Directive → Turn the records into a numbered list, from the first line through the line containing "564, 675, 583]", inclusive. Skip any blank lines.
═══ Provided entries ═══
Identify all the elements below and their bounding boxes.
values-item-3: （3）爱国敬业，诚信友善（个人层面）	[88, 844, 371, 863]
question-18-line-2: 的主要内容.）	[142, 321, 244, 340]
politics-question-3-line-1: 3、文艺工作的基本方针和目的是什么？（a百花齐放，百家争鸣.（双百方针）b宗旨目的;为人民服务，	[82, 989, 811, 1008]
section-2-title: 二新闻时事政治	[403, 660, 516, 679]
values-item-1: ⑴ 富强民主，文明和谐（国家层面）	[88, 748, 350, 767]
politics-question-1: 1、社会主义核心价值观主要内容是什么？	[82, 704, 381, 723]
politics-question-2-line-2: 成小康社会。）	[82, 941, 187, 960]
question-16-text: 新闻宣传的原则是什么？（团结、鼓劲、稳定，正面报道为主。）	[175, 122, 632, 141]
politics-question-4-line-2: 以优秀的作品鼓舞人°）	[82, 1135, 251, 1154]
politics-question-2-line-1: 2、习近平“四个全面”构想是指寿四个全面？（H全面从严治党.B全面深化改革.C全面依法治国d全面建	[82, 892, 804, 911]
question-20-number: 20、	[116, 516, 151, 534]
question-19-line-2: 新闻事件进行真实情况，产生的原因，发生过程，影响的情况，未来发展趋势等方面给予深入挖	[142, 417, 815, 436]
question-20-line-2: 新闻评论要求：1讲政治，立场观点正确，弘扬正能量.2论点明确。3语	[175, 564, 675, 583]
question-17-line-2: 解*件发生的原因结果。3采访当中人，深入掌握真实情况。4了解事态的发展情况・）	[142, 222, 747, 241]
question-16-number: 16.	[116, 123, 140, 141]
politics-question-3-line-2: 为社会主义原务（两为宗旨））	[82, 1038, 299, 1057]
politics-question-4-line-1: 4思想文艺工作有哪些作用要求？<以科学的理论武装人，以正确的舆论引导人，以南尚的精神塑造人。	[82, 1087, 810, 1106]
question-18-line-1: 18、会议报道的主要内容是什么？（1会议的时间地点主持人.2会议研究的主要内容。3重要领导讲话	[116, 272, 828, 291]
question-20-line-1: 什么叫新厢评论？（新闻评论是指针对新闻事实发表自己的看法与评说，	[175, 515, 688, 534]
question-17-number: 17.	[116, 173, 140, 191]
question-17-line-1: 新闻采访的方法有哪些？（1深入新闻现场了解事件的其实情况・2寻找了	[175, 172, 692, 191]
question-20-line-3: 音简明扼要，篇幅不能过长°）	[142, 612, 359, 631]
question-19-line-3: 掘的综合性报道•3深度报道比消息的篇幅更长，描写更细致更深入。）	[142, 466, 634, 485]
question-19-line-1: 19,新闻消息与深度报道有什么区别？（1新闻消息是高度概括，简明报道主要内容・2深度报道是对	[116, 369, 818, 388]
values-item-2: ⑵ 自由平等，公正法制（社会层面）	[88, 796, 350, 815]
═══
Solution →
1. Identify all the elements below and their bounding boxes.
2. values-item-3: （3）爱国敬业，诚信友善（个人层面）	[88, 844, 371, 863]
3. question-18-line-2: 的主要内容.）	[142, 321, 244, 340]
4. politics-question-3-line-1: 3、文艺工作的基本方针和目的是什么？（a百花齐放，百家争鸣.（双百方针）b宗旨目的;为人民服务，	[82, 989, 811, 1008]
5. section-2-title: 二新闻时事政治	[403, 660, 516, 679]
6. values-item-1: ⑴ 富强民主，文明和谐（国家层面）	[88, 748, 350, 767]
7. politics-question-1: 1、社会主义核心价值观主要内容是什么？	[82, 704, 381, 723]
8. politics-question-2-line-2: 成小康社会。）	[82, 941, 187, 960]
9. question-16-text: 新闻宣传的原则是什么？（团结、鼓劲、稳定，正面报道为主。）	[175, 122, 632, 141]
10. politics-question-4-line-2: 以优秀的作品鼓舞人°）	[82, 1135, 251, 1154]
11. politics-question-2-line-1: 2、习近平“四个全面”构想是指寿四个全面？（H全面从严治党.B全面深化改革.C全面依法治国d全面建	[82, 892, 804, 911]
12. question-20-number: 20、	[116, 516, 151, 534]
13. question-19-line-2: 新闻事件进行真实情况，产生的原因，发生过程，影响的情况，未来发展趋势等方面给予深入挖	[142, 417, 815, 436]
14. question-20-line-2: 新闻评论要求：1讲政治，立场观点正确，弘扬正能量.2论点明确。3语	[175, 564, 675, 583]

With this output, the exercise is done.